(Stored dataset items)
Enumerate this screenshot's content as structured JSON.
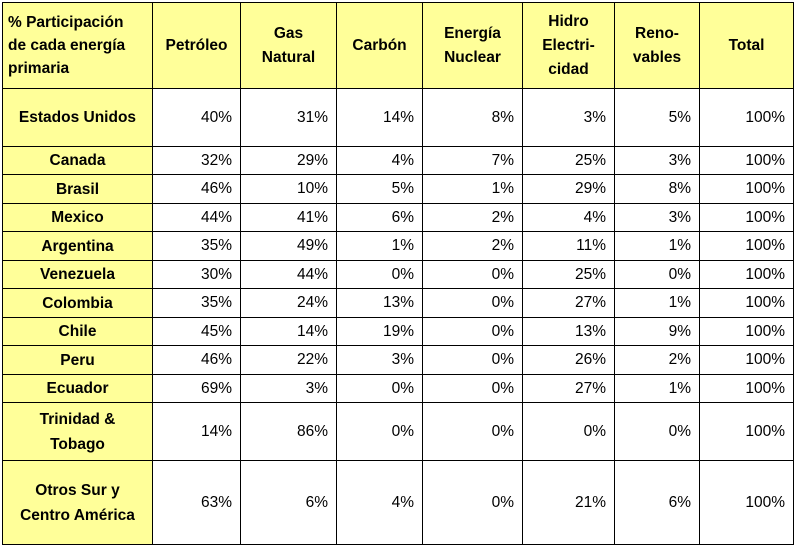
{
  "table": {
    "corner_label": "% Participación\nde cada energía\nprimaria",
    "columns": [
      "Petróleo",
      "Gas\nNatural",
      "Carbón",
      "Energía\nNuclear",
      "Hidro\nElectri-\ncidad",
      "Reno-\nvables",
      "Total"
    ],
    "rows": [
      {
        "name": "Estados Unidos",
        "values": [
          "40%",
          "31%",
          "14%",
          "8%",
          "3%",
          "5%",
          "100%"
        ]
      },
      {
        "name": "Canada",
        "values": [
          "32%",
          "29%",
          "4%",
          "7%",
          "25%",
          "3%",
          "100%"
        ]
      },
      {
        "name": "Brasil",
        "values": [
          "46%",
          "10%",
          "5%",
          "1%",
          "29%",
          "8%",
          "100%"
        ]
      },
      {
        "name": "Mexico",
        "values": [
          "44%",
          "41%",
          "6%",
          "2%",
          "4%",
          "3%",
          "100%"
        ]
      },
      {
        "name": "Argentina",
        "values": [
          "35%",
          "49%",
          "1%",
          "2%",
          "11%",
          "1%",
          "100%"
        ]
      },
      {
        "name": "Venezuela",
        "values": [
          "30%",
          "44%",
          "0%",
          "0%",
          "25%",
          "0%",
          "100%"
        ]
      },
      {
        "name": "Colombia",
        "values": [
          "35%",
          "24%",
          "13%",
          "0%",
          "27%",
          "1%",
          "100%"
        ]
      },
      {
        "name": "Chile",
        "values": [
          "45%",
          "14%",
          "19%",
          "0%",
          "13%",
          "9%",
          "100%"
        ]
      },
      {
        "name": "Peru",
        "values": [
          "46%",
          "22%",
          "3%",
          "0%",
          "26%",
          "2%",
          "100%"
        ]
      },
      {
        "name": "Ecuador",
        "values": [
          "69%",
          "3%",
          "0%",
          "0%",
          "27%",
          "1%",
          "100%"
        ]
      },
      {
        "name": "Trinidad &\nTobago",
        "values": [
          "14%",
          "86%",
          "0%",
          "0%",
          "0%",
          "0%",
          "100%"
        ]
      },
      {
        "name": "Otros Sur y\nCentro América",
        "values": [
          "63%",
          "6%",
          "4%",
          "0%",
          "21%",
          "6%",
          "100%"
        ]
      }
    ]
  },
  "colors": {
    "header_fill": "#ffff99",
    "cell_fill": "#ffffff",
    "border": "#000000"
  }
}
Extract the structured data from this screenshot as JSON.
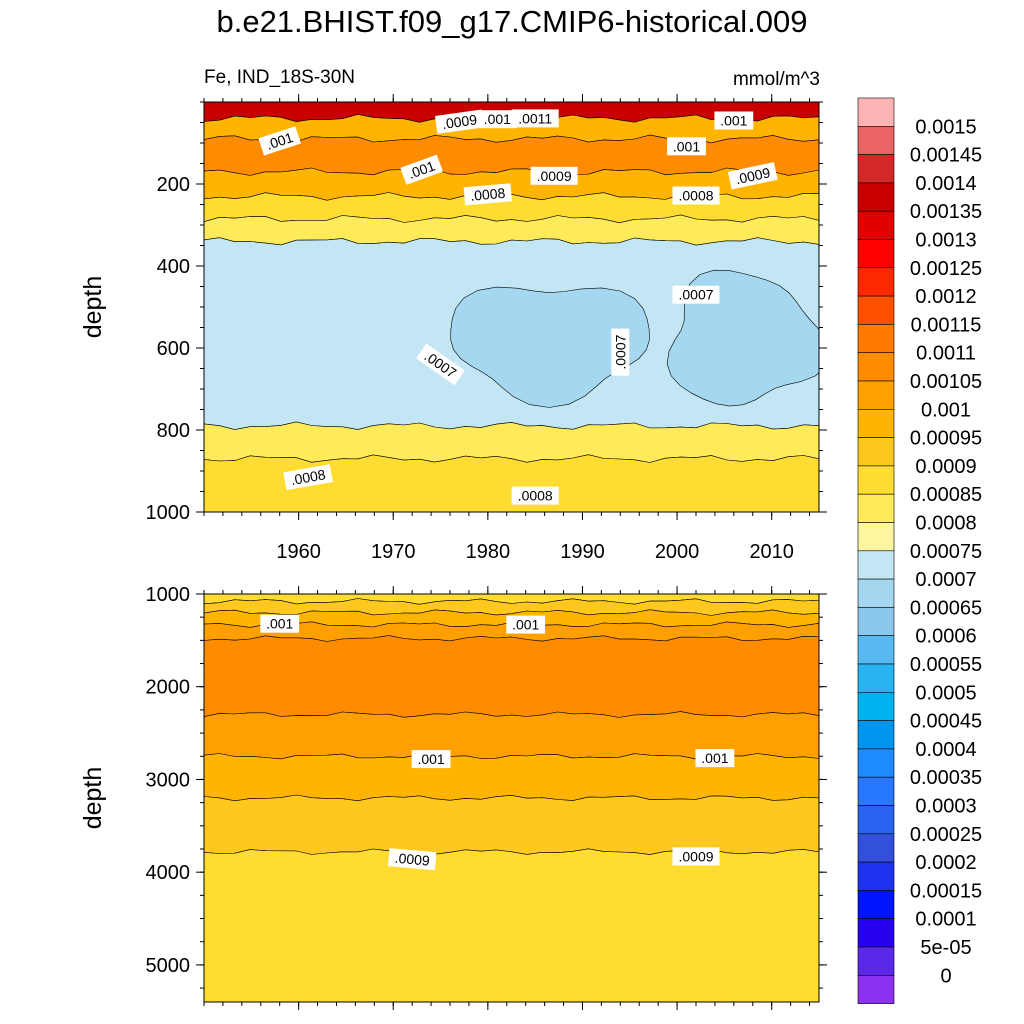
{
  "title": "b.e21.BHIST.f09_g17.CMIP6-historical.009",
  "chart_data": {
    "type": "heatmap",
    "variable": "Fe",
    "region": "IND_18S-30N",
    "units": "mmol/m^3",
    "panels": [
      {
        "name": "upper",
        "ylabel": "depth",
        "ylim": [
          0,
          1000
        ],
        "yticks": [
          "200",
          "400",
          "600",
          "800",
          "1000"
        ],
        "yticks_values": [
          200,
          400,
          600,
          800,
          1000
        ],
        "xlim": [
          1950,
          2015
        ],
        "xticks": [
          "1960",
          "1970",
          "1980",
          "1990",
          "2000",
          "2010"
        ],
        "xticks_values": [
          1960,
          1970,
          1980,
          1990,
          2000,
          2010
        ],
        "bands": [
          {
            "top": 0,
            "bottom": 40,
            "value": 0.00135
          },
          {
            "top": 40,
            "bottom": 90,
            "value": 0.00095
          },
          {
            "top": 90,
            "bottom": 170,
            "value": 0.00105
          },
          {
            "top": 170,
            "bottom": 230,
            "value": 0.00095
          },
          {
            "top": 230,
            "bottom": 285,
            "value": 0.00085
          },
          {
            "top": 285,
            "bottom": 340,
            "value": 0.0008
          },
          {
            "top": 340,
            "bottom": 790,
            "value": 0.0007
          },
          {
            "top": 790,
            "bottom": 870,
            "value": 0.0008
          },
          {
            "top": 870,
            "bottom": 1000,
            "value": 0.00085
          }
        ],
        "patches": [
          {
            "x0": 1976,
            "x1": 1997,
            "y0": 440,
            "y1": 720,
            "value": 0.00065
          },
          {
            "x0": 1999,
            "x1": 2015,
            "y0": 420,
            "y1": 740,
            "value": 0.00065
          }
        ],
        "contour_labels": [
          {
            "text": ".001",
            "x": 1958,
            "y": 95,
            "angle": -18
          },
          {
            "text": ".0009",
            "x": 1977,
            "y": 48,
            "angle": -8
          },
          {
            "text": ".001",
            "x": 1981,
            "y": 42,
            "angle": 0
          },
          {
            "text": ".0011",
            "x": 1985,
            "y": 40,
            "angle": 0
          },
          {
            "text": ".001",
            "x": 2006,
            "y": 45,
            "angle": 0
          },
          {
            "text": ".001",
            "x": 2001,
            "y": 108,
            "angle": 0
          },
          {
            "text": ".001",
            "x": 1973,
            "y": 165,
            "angle": -20
          },
          {
            "text": ".0009",
            "x": 1987,
            "y": 180,
            "angle": 0
          },
          {
            "text": ".0009",
            "x": 2008,
            "y": 180,
            "angle": -12
          },
          {
            "text": ".0008",
            "x": 1980,
            "y": 225,
            "angle": -5
          },
          {
            "text": ".0008",
            "x": 2002,
            "y": 228,
            "angle": 0
          },
          {
            "text": ".0007",
            "x": 2002,
            "y": 470,
            "angle": 0
          },
          {
            "text": ".0007",
            "x": 1975,
            "y": 640,
            "angle": 35
          },
          {
            "text": ".0007",
            "x": 1994,
            "y": 610,
            "angle": -90
          },
          {
            "text": ".0008",
            "x": 1961,
            "y": 915,
            "angle": -10
          },
          {
            "text": ".0008",
            "x": 1985,
            "y": 960,
            "angle": 0
          }
        ]
      },
      {
        "name": "lower",
        "ylabel": "depth",
        "ylim": [
          1000,
          5400
        ],
        "yticks": [
          "1000",
          "2000",
          "3000",
          "4000",
          "5000"
        ],
        "yticks_values": [
          1000,
          2000,
          3000,
          4000,
          5000
        ],
        "xlim": [
          1950,
          2015
        ],
        "bands": [
          {
            "top": 1000,
            "bottom": 1080,
            "value": 0.00085
          },
          {
            "top": 1080,
            "bottom": 1200,
            "value": 0.0009
          },
          {
            "top": 1200,
            "bottom": 1330,
            "value": 0.00095
          },
          {
            "top": 1330,
            "bottom": 1480,
            "value": 0.001
          },
          {
            "top": 1480,
            "bottom": 2300,
            "value": 0.00105
          },
          {
            "top": 2300,
            "bottom": 2750,
            "value": 0.001
          },
          {
            "top": 2750,
            "bottom": 3200,
            "value": 0.00095
          },
          {
            "top": 3200,
            "bottom": 3780,
            "value": 0.0009
          },
          {
            "top": 3780,
            "bottom": 5400,
            "value": 0.00085
          }
        ],
        "contour_labels": [
          {
            "text": ".001",
            "x": 1958,
            "y": 1320,
            "angle": 0
          },
          {
            "text": ".001",
            "x": 1984,
            "y": 1330,
            "angle": 0
          },
          {
            "text": ".001",
            "x": 1974,
            "y": 2780,
            "angle": 0
          },
          {
            "text": ".001",
            "x": 2004,
            "y": 2770,
            "angle": 0
          },
          {
            "text": ".0009",
            "x": 1972,
            "y": 3860,
            "angle": 5
          },
          {
            "text": ".0009",
            "x": 2002,
            "y": 3830,
            "angle": 0
          }
        ]
      }
    ],
    "colorbar": {
      "labels": [
        "0.0015",
        "0.00145",
        "0.0014",
        "0.00135",
        "0.0013",
        "0.00125",
        "0.0012",
        "0.00115",
        "0.0011",
        "0.00105",
        "0.001",
        "0.00095",
        "0.0009",
        "0.00085",
        "0.0008",
        "0.00075",
        "0.0007",
        "0.00065",
        "0.0006",
        "0.00055",
        "0.0005",
        "0.00045",
        "0.0004",
        "0.00035",
        "0.0003",
        "0.00025",
        "0.0002",
        "0.00015",
        "0.0001",
        "5e-05",
        "0"
      ],
      "colors": [
        "#feb4b4",
        "#ea6464",
        "#d22828",
        "#c80000",
        "#e10000",
        "#ff0000",
        "#ff2800",
        "#ff5000",
        "#ff7800",
        "#ff8c00",
        "#ffa000",
        "#ffb400",
        "#ffc81e",
        "#ffdc32",
        "#ffeb5a",
        "#fff5a0",
        "#c3e6f5",
        "#a5d7f0",
        "#8cc8ee",
        "#5ab9f0",
        "#28b4f0",
        "#00b4f0",
        "#0096f0",
        "#1e8cff",
        "#2878ff",
        "#2864f0",
        "#3250dc",
        "#1e32f0",
        "#0014ff",
        "#2800f0",
        "#5a28e6",
        "#8c32f0"
      ]
    }
  }
}
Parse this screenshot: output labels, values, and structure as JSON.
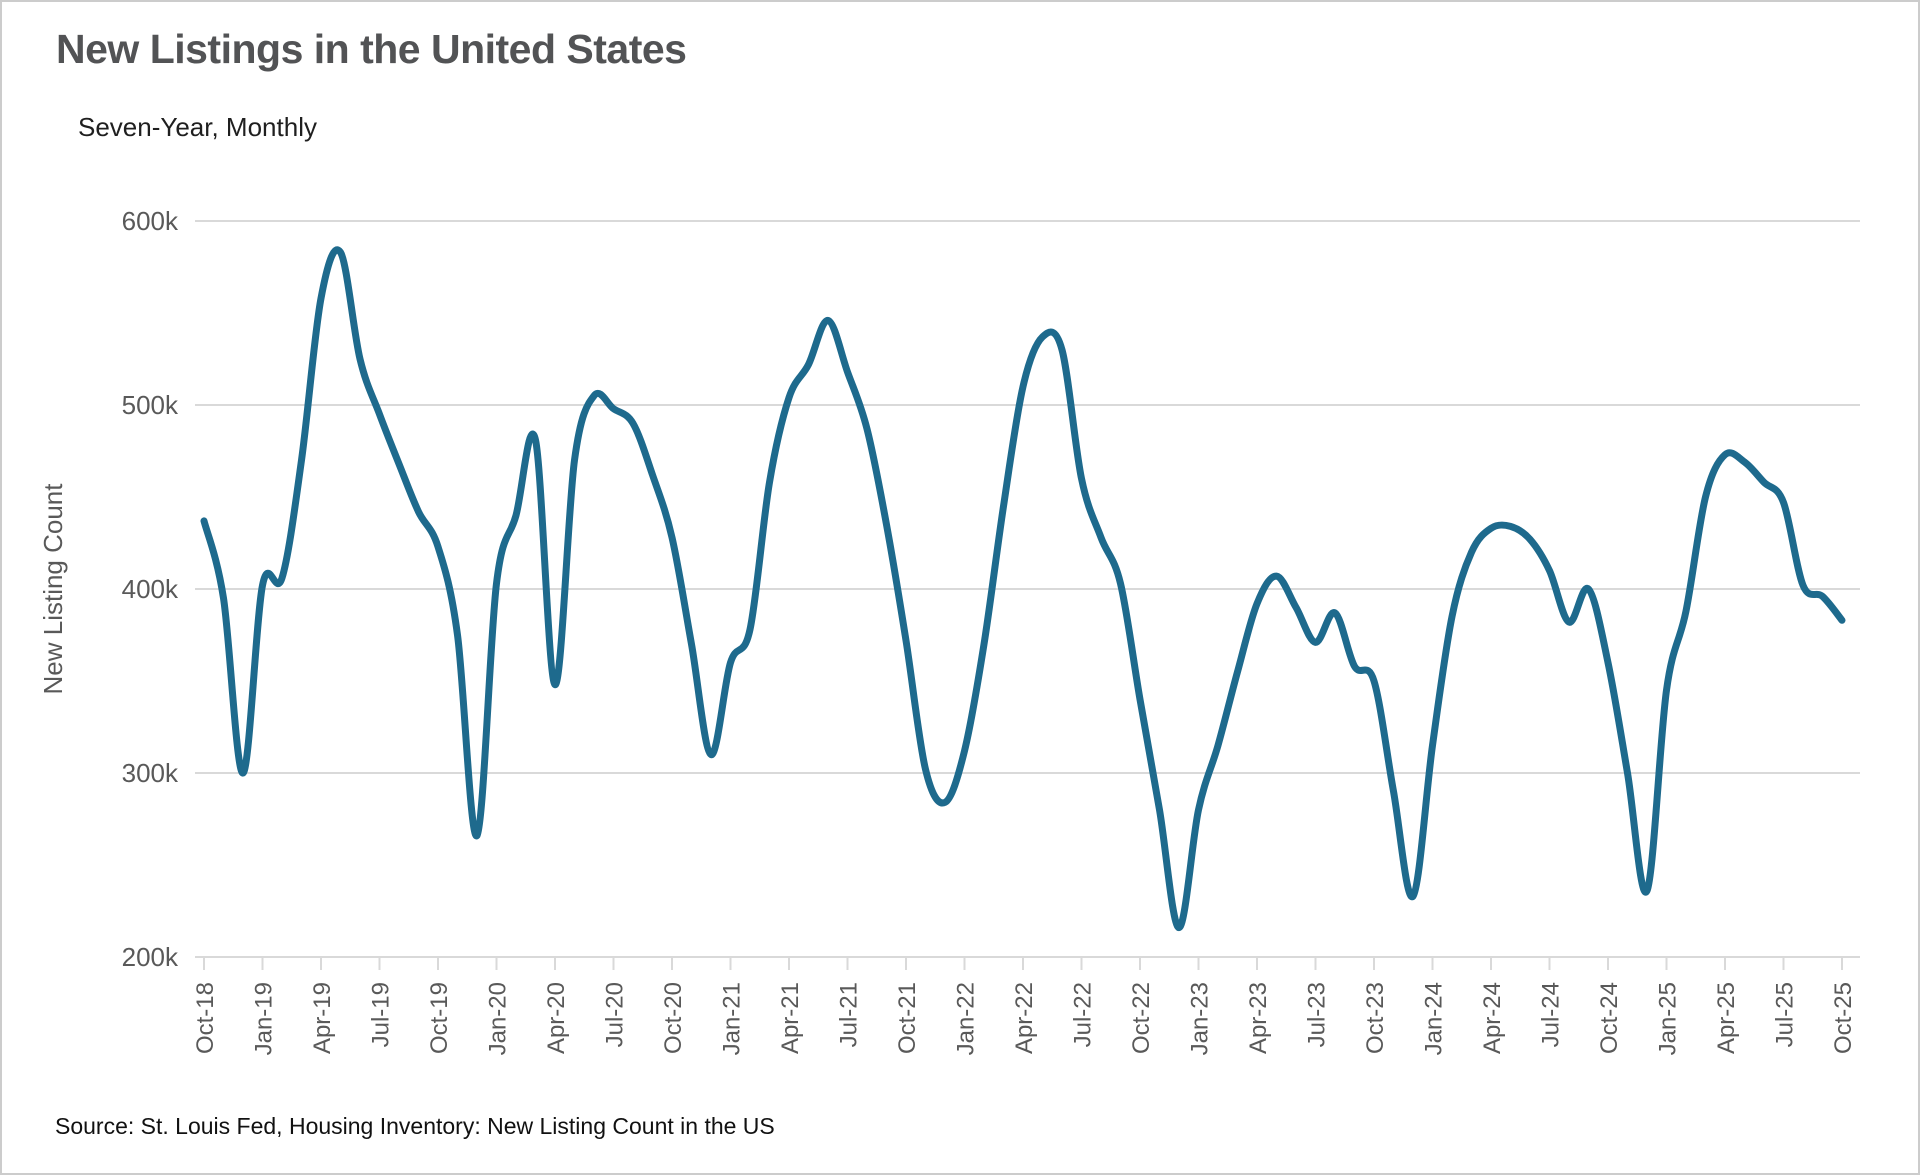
{
  "title": "New Listings in the United States",
  "subtitle": "Seven-Year, Monthly",
  "source": "Source: St. Louis Fed, Housing Inventory: New Listing Count in the US",
  "colors": {
    "line": "#1E6A8D",
    "grid": "#D9D9D9",
    "axis_text": "#595959",
    "title_text": "#525355"
  },
  "chart_data": {
    "type": "line",
    "title": "New Listings in the United States",
    "subtitle": "Seven-Year, Monthly",
    "ylabel": "New Listing Count",
    "xlabel": "",
    "unit": "thousands of new listings",
    "frequency": "monthly",
    "start_month": "Oct-2018",
    "end_month": "Oct-2025",
    "ylim": [
      200,
      600
    ],
    "grid": true,
    "legend": "none",
    "y_tick_labels": [
      "600k",
      "500k",
      "400k",
      "300k",
      "200k"
    ],
    "y_tick_values": [
      600,
      500,
      400,
      300,
      200
    ],
    "x_tick_labels": [
      "Oct-18",
      "Jan-19",
      "Apr-19",
      "Jul-19",
      "Oct-19",
      "Jan-20",
      "Apr-20",
      "Jul-20",
      "Oct-20",
      "Jan-21",
      "Apr-21",
      "Jul-21",
      "Oct-21",
      "Jan-22",
      "Apr-22",
      "Jul-22",
      "Oct-22",
      "Jan-23",
      "Apr-23",
      "Jul-23",
      "Oct-23",
      "Jan-24",
      "Apr-24",
      "Jul-24",
      "Oct-24",
      "Jan-25",
      "Apr-25",
      "Jul-25",
      "Oct-25"
    ],
    "x_tick_every_n_months": 3,
    "values_thousands": [
      437,
      395,
      300,
      402,
      406,
      470,
      558,
      583,
      525,
      495,
      468,
      442,
      423,
      375,
      266,
      403,
      440,
      481,
      348,
      470,
      505,
      498,
      490,
      462,
      428,
      370,
      310,
      360,
      378,
      458,
      504,
      522,
      546,
      518,
      487,
      435,
      372,
      302,
      284,
      312,
      370,
      445,
      510,
      537,
      530,
      460,
      428,
      403,
      340,
      280,
      216,
      280,
      315,
      355,
      392,
      407,
      390,
      371,
      387,
      358,
      350,
      290,
      233,
      315,
      385,
      420,
      433,
      434,
      427,
      410,
      382,
      400,
      360,
      300,
      236,
      345,
      388,
      450,
      473,
      469,
      458,
      447,
      402,
      396,
      383
    ]
  }
}
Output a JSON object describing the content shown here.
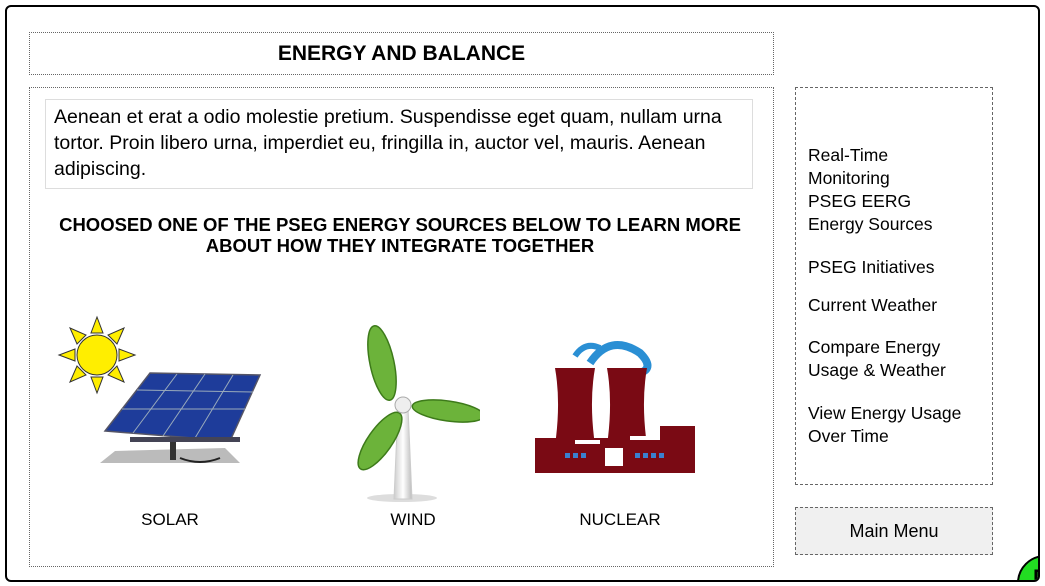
{
  "header": {
    "title": "ENERGY AND BALANCE"
  },
  "intro": {
    "text": "Aenean et erat a odio molestie pretium. Suspendisse eget quam, nullam urna tortor. Proin libero urna, imperdiet eu, fringilla in, auctor vel, mauris. Aenean adipiscing."
  },
  "prompt": "CHOOSED ONE OF THE PSEG ENERGY SOURCES BELOW TO LEARN MORE ABOUT HOW THEY INTEGRATE TOGETHER",
  "sources": [
    {
      "label": "SOLAR"
    },
    {
      "label": "WIND"
    },
    {
      "label": "NUCLEAR"
    }
  ],
  "menu": {
    "items": [
      "Real-Time Monitoring",
      "PSEG EERG Energy Sources",
      "PSEG Initiatives",
      "Current Weather",
      "Compare Energy Usage & Weather",
      "View Energy Usage Over Time"
    ],
    "main_menu": "Main Menu"
  },
  "badge": "P"
}
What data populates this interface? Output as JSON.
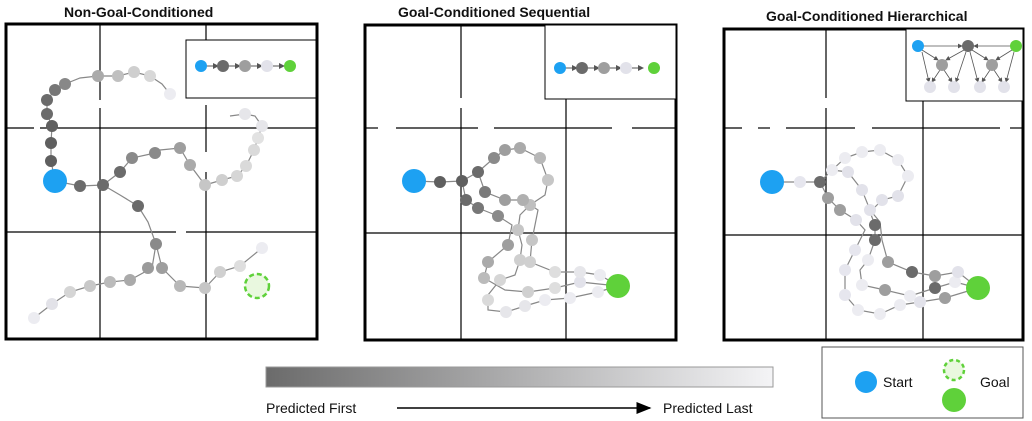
{
  "panels": [
    {
      "title": "Non-Goal-Conditioned"
    },
    {
      "title": "Goal-Conditioned Sequential"
    },
    {
      "title": "Goal-Conditioned Hierarchical"
    }
  ],
  "gradient_bar": {
    "start_color": "#6b6b6b",
    "end_color": "#f4f4f6",
    "left_label": "Predicted First",
    "right_label": "Predicted Last"
  },
  "legend": {
    "start_label": "Start",
    "goal_label": "Goal",
    "start_color": "#1da1f2",
    "goal_color": "#5fd13a"
  }
}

§ **What you have to do**
Repeat exactly the lines in the entries from the one containing "What data populates" to the final line, inclusive, and nothing beyond them; skip pictures.

§ **Output below**
What data populates this interface? Output as JSON.
{
  "panels": [
    {
      "title": "Non-Goal-Conditioned"
    },
    {
      "title": "Goal-Conditioned Sequential"
    },
    {
      "title": "Goal-Conditioned Hierarchical"
    }
  ],
  "gradient_bar": {
    "start_color": "#6b6b6b",
    "end_color": "#f4f4f6",
    "left_label": "Predicted First",
    "right_label": "Predicted Last"
  },
  "legend": {
    "start_label": "Start",
    "goal_label": "Goal",
    "start_color": "#1da1f2",
    "goal_color": "#5fd13a"
  }
}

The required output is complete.